● The exercise
Copy out every line that contains "left".
┌─ Data section
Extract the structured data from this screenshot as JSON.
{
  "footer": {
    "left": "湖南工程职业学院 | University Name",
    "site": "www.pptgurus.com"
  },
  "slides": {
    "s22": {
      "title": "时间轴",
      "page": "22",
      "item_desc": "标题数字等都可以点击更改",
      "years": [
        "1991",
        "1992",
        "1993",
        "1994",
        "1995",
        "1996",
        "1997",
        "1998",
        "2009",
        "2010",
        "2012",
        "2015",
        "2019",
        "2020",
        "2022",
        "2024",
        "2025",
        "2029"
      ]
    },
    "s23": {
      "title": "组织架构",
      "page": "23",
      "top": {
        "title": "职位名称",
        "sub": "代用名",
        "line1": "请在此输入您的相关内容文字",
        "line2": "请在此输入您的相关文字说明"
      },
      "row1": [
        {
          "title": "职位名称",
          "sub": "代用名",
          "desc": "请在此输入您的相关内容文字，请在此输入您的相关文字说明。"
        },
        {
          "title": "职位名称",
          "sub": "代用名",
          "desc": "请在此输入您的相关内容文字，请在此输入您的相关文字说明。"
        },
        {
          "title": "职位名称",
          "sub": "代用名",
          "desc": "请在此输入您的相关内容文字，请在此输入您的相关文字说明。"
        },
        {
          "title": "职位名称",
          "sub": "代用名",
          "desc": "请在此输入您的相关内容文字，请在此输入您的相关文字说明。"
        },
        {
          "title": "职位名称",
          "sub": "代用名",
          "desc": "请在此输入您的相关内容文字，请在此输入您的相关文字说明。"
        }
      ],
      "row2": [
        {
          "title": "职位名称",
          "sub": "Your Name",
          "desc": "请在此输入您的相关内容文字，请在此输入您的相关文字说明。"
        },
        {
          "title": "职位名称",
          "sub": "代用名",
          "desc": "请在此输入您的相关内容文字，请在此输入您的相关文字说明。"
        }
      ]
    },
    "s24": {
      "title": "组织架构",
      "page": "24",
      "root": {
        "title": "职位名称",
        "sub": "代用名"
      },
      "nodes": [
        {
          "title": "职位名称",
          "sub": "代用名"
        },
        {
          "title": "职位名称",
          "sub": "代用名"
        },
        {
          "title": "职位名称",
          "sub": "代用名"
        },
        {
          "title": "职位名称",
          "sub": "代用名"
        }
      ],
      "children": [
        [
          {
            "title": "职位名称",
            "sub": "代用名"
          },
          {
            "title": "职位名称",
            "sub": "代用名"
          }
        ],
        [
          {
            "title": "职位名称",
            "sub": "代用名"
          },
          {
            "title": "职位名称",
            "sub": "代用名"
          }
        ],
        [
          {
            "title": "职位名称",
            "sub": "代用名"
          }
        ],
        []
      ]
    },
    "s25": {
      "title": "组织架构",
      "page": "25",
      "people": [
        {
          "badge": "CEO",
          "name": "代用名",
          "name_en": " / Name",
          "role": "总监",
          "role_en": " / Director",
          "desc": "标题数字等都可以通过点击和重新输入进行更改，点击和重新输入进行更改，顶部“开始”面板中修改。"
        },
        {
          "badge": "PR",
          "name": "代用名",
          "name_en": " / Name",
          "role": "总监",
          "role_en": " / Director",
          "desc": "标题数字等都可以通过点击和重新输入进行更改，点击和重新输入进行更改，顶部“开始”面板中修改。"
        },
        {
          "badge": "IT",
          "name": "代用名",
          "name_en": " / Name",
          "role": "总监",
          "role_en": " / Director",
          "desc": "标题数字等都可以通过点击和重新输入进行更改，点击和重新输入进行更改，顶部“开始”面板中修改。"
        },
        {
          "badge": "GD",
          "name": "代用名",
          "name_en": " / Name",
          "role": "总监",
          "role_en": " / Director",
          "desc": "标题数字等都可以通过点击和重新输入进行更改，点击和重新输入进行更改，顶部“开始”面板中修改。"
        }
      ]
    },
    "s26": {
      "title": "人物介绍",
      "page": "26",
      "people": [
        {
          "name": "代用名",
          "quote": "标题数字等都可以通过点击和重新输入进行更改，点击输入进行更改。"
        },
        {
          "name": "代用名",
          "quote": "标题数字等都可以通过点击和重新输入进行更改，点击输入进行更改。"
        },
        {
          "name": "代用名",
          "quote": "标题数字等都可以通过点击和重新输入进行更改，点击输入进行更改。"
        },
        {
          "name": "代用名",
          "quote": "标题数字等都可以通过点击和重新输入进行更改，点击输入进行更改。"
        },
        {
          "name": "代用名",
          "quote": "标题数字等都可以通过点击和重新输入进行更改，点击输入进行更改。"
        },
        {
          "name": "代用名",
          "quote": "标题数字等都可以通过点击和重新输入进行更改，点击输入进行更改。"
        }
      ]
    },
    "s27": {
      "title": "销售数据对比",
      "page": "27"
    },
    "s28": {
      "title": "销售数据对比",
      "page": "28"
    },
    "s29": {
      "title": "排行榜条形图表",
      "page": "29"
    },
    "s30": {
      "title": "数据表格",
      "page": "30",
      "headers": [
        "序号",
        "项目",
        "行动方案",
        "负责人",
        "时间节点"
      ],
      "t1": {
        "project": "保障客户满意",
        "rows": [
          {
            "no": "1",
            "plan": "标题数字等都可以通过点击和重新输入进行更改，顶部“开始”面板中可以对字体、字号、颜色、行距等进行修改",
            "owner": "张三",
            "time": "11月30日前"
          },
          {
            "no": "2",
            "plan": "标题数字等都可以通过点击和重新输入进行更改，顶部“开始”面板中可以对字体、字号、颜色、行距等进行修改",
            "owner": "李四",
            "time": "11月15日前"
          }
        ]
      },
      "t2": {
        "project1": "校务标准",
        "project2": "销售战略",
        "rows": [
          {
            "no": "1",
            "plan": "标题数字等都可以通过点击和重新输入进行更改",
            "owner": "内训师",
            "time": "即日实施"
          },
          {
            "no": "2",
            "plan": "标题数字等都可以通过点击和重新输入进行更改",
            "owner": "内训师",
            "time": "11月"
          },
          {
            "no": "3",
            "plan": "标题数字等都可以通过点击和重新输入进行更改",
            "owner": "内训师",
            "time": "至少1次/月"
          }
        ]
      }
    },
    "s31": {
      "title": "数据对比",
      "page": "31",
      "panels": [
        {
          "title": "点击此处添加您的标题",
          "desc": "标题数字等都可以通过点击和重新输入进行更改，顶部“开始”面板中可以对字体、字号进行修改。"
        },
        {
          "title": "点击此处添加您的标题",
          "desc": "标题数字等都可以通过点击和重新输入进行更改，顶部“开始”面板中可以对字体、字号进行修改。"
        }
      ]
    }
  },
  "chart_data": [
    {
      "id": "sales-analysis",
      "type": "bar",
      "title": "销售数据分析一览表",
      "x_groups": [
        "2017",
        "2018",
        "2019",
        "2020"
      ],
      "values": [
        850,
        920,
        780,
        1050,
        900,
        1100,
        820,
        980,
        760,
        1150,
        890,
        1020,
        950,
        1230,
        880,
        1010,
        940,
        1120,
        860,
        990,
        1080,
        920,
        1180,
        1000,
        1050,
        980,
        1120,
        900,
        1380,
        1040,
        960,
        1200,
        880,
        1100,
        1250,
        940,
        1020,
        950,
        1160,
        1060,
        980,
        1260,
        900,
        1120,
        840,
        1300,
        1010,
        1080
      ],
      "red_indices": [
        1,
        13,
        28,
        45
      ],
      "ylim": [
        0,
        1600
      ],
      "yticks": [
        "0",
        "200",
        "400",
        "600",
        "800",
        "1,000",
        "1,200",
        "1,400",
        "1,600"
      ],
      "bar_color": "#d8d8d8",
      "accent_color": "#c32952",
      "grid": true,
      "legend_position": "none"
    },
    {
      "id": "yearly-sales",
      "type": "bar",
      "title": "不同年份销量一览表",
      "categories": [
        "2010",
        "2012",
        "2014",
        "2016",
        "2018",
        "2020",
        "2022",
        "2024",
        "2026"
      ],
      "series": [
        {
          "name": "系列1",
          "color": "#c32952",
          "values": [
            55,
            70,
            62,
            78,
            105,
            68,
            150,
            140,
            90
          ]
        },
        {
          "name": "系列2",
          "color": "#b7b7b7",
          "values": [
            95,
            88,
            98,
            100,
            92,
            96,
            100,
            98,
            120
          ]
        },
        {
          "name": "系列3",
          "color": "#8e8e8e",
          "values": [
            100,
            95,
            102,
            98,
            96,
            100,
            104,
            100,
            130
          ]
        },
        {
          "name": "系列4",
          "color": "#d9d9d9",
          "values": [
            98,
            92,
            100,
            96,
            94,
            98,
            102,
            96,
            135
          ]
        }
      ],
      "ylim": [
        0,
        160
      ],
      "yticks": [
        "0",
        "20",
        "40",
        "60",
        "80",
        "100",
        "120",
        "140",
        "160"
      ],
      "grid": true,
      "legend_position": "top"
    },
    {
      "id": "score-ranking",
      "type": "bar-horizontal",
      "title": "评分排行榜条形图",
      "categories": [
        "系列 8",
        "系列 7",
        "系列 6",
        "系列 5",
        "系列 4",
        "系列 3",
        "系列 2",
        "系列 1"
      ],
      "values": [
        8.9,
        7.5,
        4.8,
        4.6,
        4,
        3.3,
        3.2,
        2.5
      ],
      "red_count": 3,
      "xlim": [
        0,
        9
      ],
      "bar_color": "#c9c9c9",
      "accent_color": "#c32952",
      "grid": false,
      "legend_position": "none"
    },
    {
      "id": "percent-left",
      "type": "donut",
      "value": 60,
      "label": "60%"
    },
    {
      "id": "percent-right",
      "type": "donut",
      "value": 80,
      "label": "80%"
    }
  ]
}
└─
● Result
    "left": "湖南工程职业学院 | University Name",
      "id": "percent-left",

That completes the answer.